Collected data entries:
######

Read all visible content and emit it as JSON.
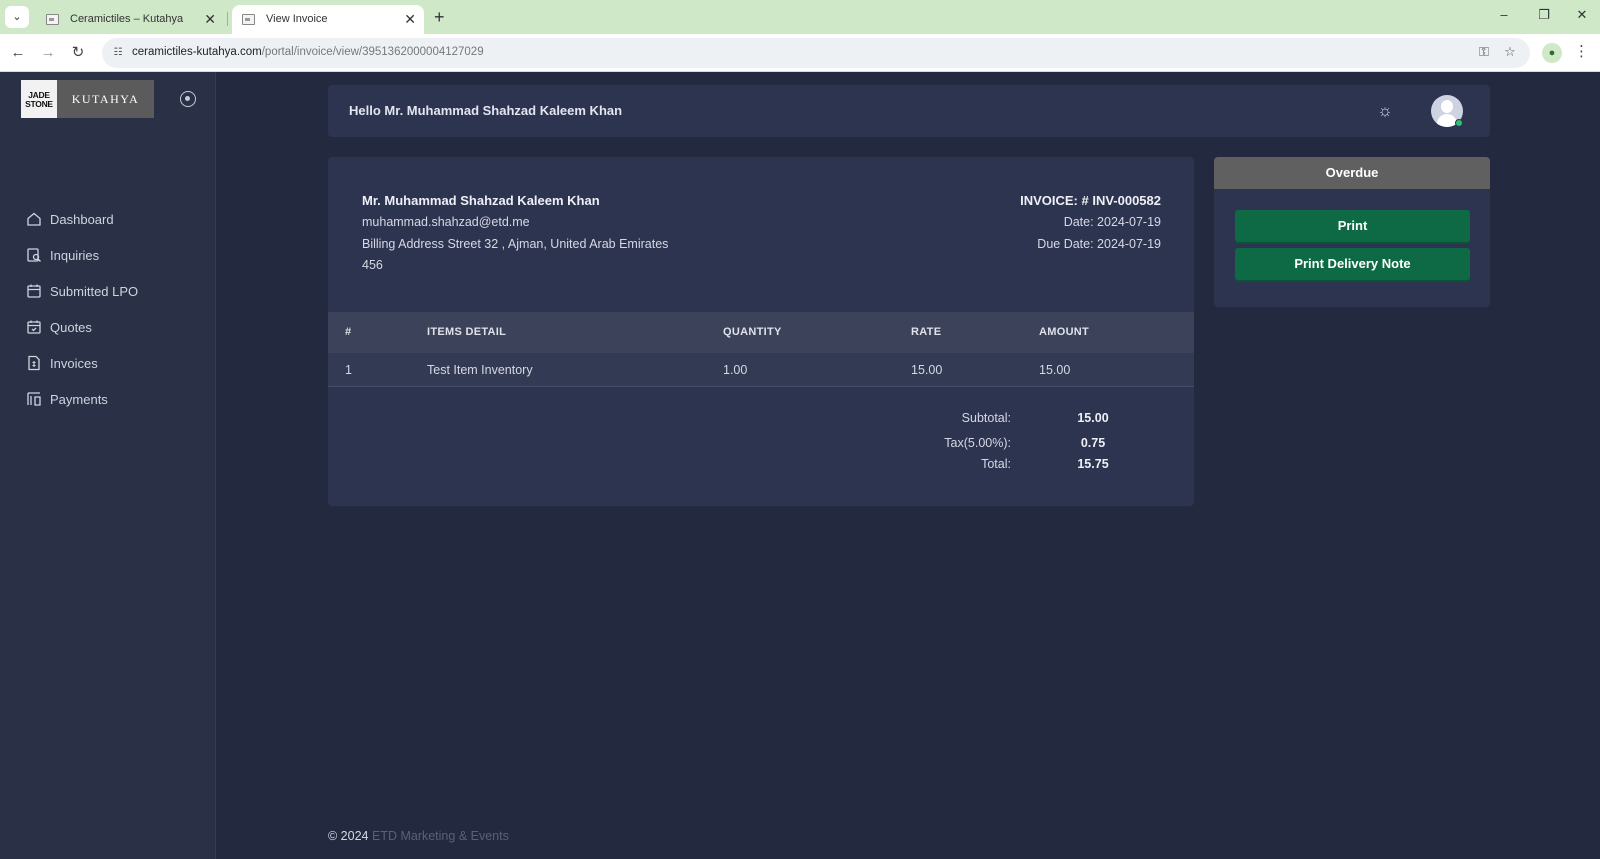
{
  "browser": {
    "tabs": [
      {
        "title": "Ceramictiles – Kutahya",
        "active": false
      },
      {
        "title": "View Invoice",
        "active": true
      }
    ],
    "url_host": "ceramictiles-kutahya.com",
    "url_path": "/portal/invoice/view/3951362000004127029"
  },
  "logo": {
    "left": "JADE STONE",
    "right": "KUTAHYA"
  },
  "sidebar": {
    "items": [
      {
        "label": "Dashboard",
        "icon": "home-icon"
      },
      {
        "label": "Inquiries",
        "icon": "inquiry-icon"
      },
      {
        "label": "Submitted LPO",
        "icon": "calendar-icon"
      },
      {
        "label": "Quotes",
        "icon": "calendar-check-icon"
      },
      {
        "label": "Invoices",
        "icon": "invoice-icon"
      },
      {
        "label": "Payments",
        "icon": "payments-icon"
      }
    ]
  },
  "header": {
    "greeting": "Hello Mr. Muhammad Shahzad Kaleem Khan"
  },
  "invoice": {
    "customer_name": "Mr. Muhammad Shahzad Kaleem Khan",
    "email": "muhammad.shahzad@etd.me",
    "address_line1": "Billing Address Street 32 , Ajman, United Arab Emirates",
    "address_line2": "456",
    "number": "INVOICE: # INV-000582",
    "date": "Date: 2024-07-19",
    "due_date": "Due Date: 2024-07-19",
    "columns": [
      "#",
      "ITEMS DETAIL",
      "QUANTITY",
      "RATE",
      "AMOUNT"
    ],
    "rows": [
      {
        "index": "1",
        "item": "Test Item Inventory",
        "quantity": "1.00",
        "rate": "15.00",
        "amount": "15.00"
      }
    ],
    "totals": {
      "subtotal_label": "Subtotal:",
      "subtotal": "15.00",
      "tax_label": "Tax(5.00%):",
      "tax": "0.75",
      "total_label": "Total:",
      "total": "15.75"
    }
  },
  "status": {
    "label": "Overdue",
    "print_label": "Print",
    "print_delivery_label": "Print Delivery Note"
  },
  "footer": {
    "copyright": "© 2024",
    "brand": "ETD Marketing & Events"
  },
  "colors": {
    "background": "#232a3f",
    "card": "#2d3450",
    "button": "#0e6a45",
    "status": "#606060"
  }
}
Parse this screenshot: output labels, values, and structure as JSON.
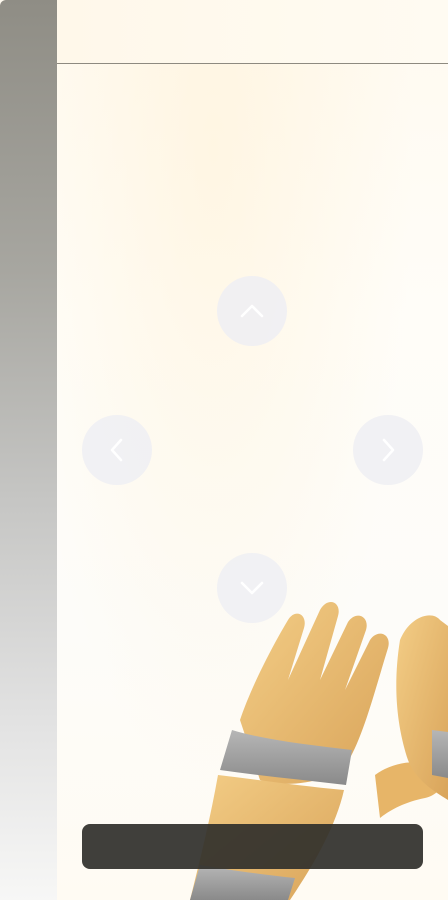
{
  "app": {
    "caption": ""
  },
  "controls": {
    "up": "chevron-up-icon",
    "down": "chevron-down-icon",
    "left": "chevron-left-icon",
    "right": "chevron-right-icon"
  },
  "colors": {
    "background": "#fffbf3",
    "sidebar_top": "#8f8d85",
    "sidebar_bottom": "#f7f7f6",
    "topbar_border": "#8e8a80",
    "arrow_button": "#eeeef3",
    "arrow_glyph": "#ffffff",
    "caption_bar": "#32302c",
    "hand_skin": "#e8b868",
    "wrist_tape": "#9a9a9a"
  }
}
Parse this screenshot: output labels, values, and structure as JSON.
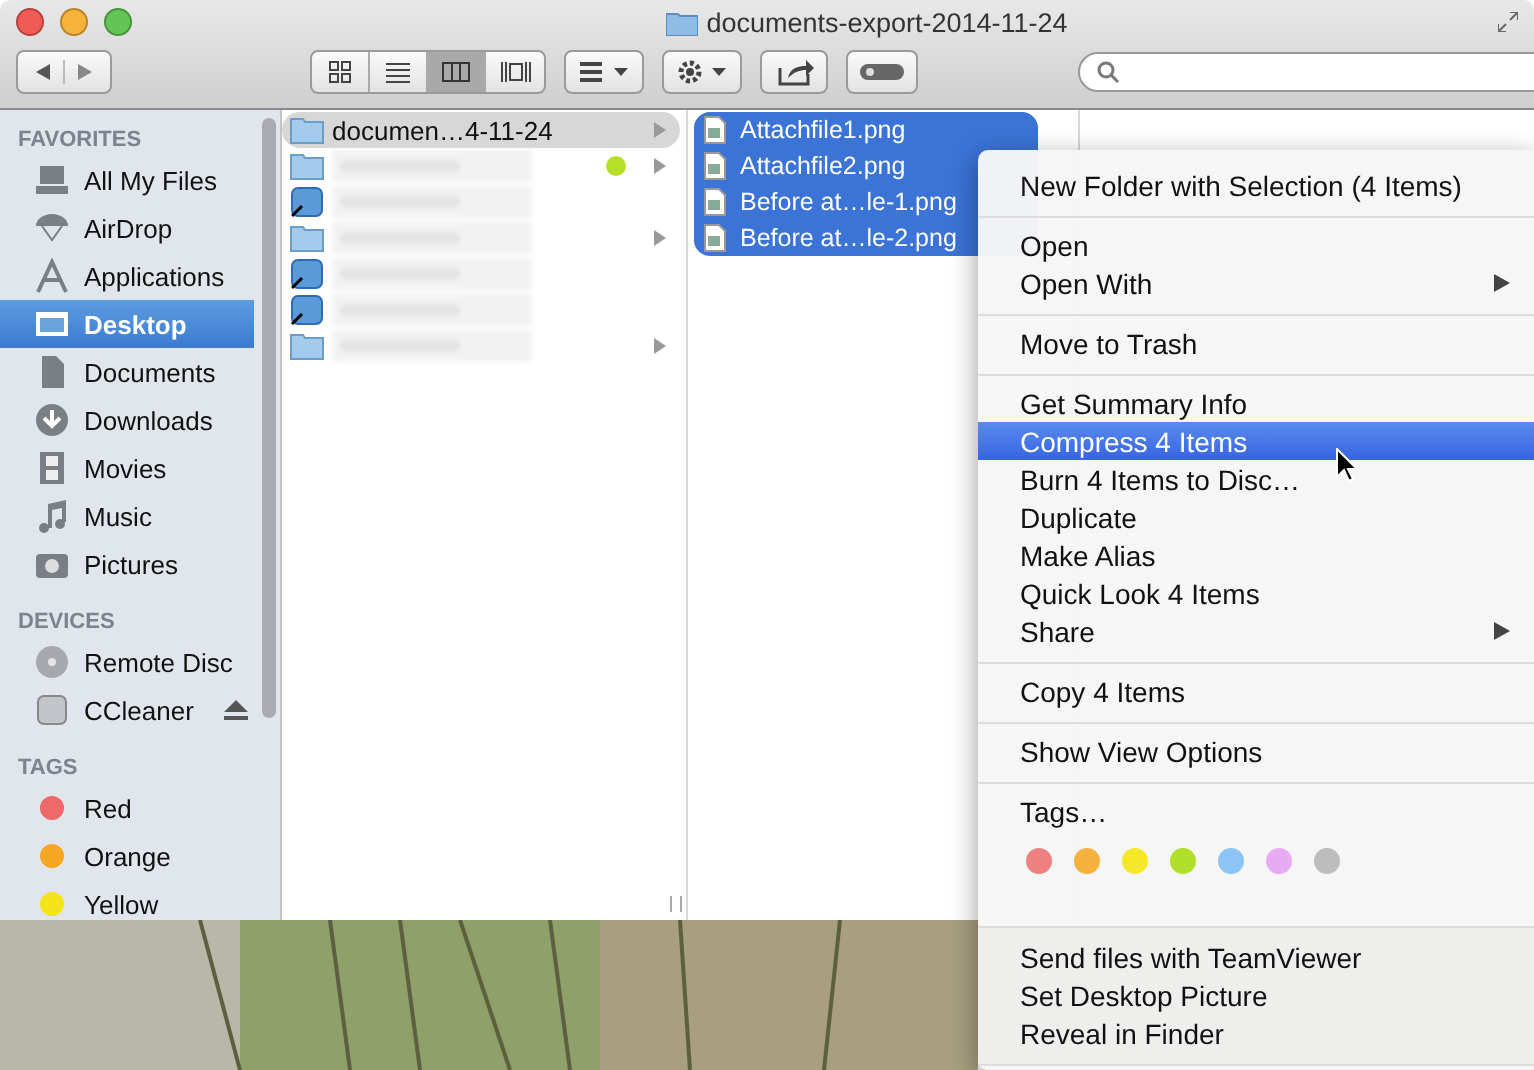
{
  "window": {
    "title": "documents-export-2014-11-24"
  },
  "toolbar": {
    "view_modes": [
      {
        "kind": "icons",
        "selected": false
      },
      {
        "kind": "list",
        "selected": false
      },
      {
        "kind": "columns",
        "selected": true
      },
      {
        "kind": "coverflow",
        "selected": false
      }
    ]
  },
  "sidebar": {
    "sections": [
      {
        "heading": "FAVORITES",
        "items": [
          {
            "label": "All My Files",
            "kind": "files",
            "selected": false
          },
          {
            "label": "AirDrop",
            "kind": "airdrop",
            "selected": false
          },
          {
            "label": "Applications",
            "kind": "apps",
            "selected": false
          },
          {
            "label": "Desktop",
            "kind": "desktop",
            "selected": true
          },
          {
            "label": "Documents",
            "kind": "documents",
            "selected": false
          },
          {
            "label": "Downloads",
            "kind": "downloads",
            "selected": false
          },
          {
            "label": "Movies",
            "kind": "movies",
            "selected": false
          },
          {
            "label": "Music",
            "kind": "music",
            "selected": false
          },
          {
            "label": "Pictures",
            "kind": "pictures",
            "selected": false
          }
        ]
      },
      {
        "heading": "DEVICES",
        "items": [
          {
            "label": "Remote Disc",
            "kind": "disc",
            "selected": false
          },
          {
            "label": "CCleaner",
            "kind": "drive",
            "selected": false,
            "ejectable": true
          }
        ]
      },
      {
        "heading": "TAGS",
        "items": [
          {
            "label": "Red",
            "kind": "tag",
            "color": "#ee6a6a",
            "selected": false
          },
          {
            "label": "Orange",
            "kind": "tag",
            "color": "#f5a623",
            "selected": false
          },
          {
            "label": "Yellow",
            "kind": "tag",
            "color": "#f2e418",
            "selected": false
          }
        ]
      }
    ]
  },
  "column_1": [
    {
      "name": "documen…4-11-24",
      "kind": "folder",
      "selected": true,
      "expandable": true
    },
    {
      "kind": "folder",
      "selected": false,
      "expandable": true,
      "color": "#b5e02a"
    },
    {
      "kind": "app",
      "selected": false,
      "expandable": false
    },
    {
      "kind": "folder",
      "selected": false,
      "expandable": true
    },
    {
      "kind": "app",
      "selected": false,
      "expandable": false
    },
    {
      "kind": "app",
      "selected": false,
      "expandable": false
    },
    {
      "kind": "folder",
      "selected": false,
      "expandable": true
    }
  ],
  "column_2": [
    {
      "name": "Attachfile1.png",
      "selected": true
    },
    {
      "name": "Attachfile2.png",
      "selected": true
    },
    {
      "name": "Before at…le-1.png",
      "selected": true
    },
    {
      "name": "Before at…le-2.png",
      "selected": true
    }
  ],
  "context_menu": {
    "sections": [
      {
        "kind": "items",
        "items": [
          {
            "label": "New Folder with Selection (4 Items)",
            "selected": false,
            "submenu": false
          }
        ]
      },
      {
        "kind": "items",
        "items": [
          {
            "label": "Open",
            "selected": false,
            "submenu": false
          },
          {
            "label": "Open With",
            "selected": false,
            "submenu": true
          }
        ]
      },
      {
        "kind": "items",
        "items": [
          {
            "label": "Move to Trash",
            "selected": false,
            "submenu": false
          }
        ]
      },
      {
        "kind": "items",
        "items": [
          {
            "label": "Get Summary Info",
            "selected": false,
            "submenu": false
          },
          {
            "label": "Compress 4 Items",
            "selected": true,
            "submenu": false
          },
          {
            "label": "Burn 4 Items to Disc…",
            "selected": false,
            "submenu": false
          },
          {
            "label": "Duplicate",
            "selected": false,
            "submenu": false
          },
          {
            "label": "Make Alias",
            "selected": false,
            "submenu": false
          },
          {
            "label": "Quick Look 4 Items",
            "selected": false,
            "submenu": false
          },
          {
            "label": "Share",
            "selected": false,
            "submenu": true
          }
        ]
      },
      {
        "kind": "items",
        "items": [
          {
            "label": "Copy 4 Items",
            "selected": false,
            "submenu": false
          }
        ]
      },
      {
        "kind": "items",
        "items": [
          {
            "label": "Show View Options",
            "selected": false,
            "submenu": false
          }
        ]
      },
      {
        "kind": "tags",
        "label": "Tags…",
        "colors": [
          {
            "color": "#ee8080"
          },
          {
            "color": "#f5b13c"
          },
          {
            "color": "#f5e82a"
          },
          {
            "color": "#aee02a"
          },
          {
            "color": "#8cc4f6"
          },
          {
            "color": "#e9aaf4"
          },
          {
            "color": "#bdbdbd"
          }
        ]
      },
      {
        "kind": "services",
        "items": [
          {
            "label": "Send files with TeamViewer",
            "selected": false,
            "submenu": false
          },
          {
            "label": "Set Desktop Picture",
            "selected": false,
            "submenu": false
          },
          {
            "label": "Reveal in Finder",
            "selected": false,
            "submenu": false
          }
        ]
      }
    ]
  }
}
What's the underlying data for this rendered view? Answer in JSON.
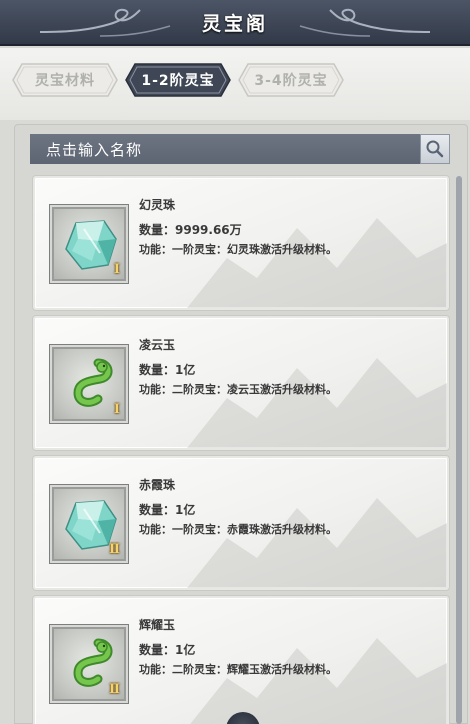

######

Copy every line of the records above that holds the word "left".

    "left": "JADE STONE",
    "left": "chevron-left-icon",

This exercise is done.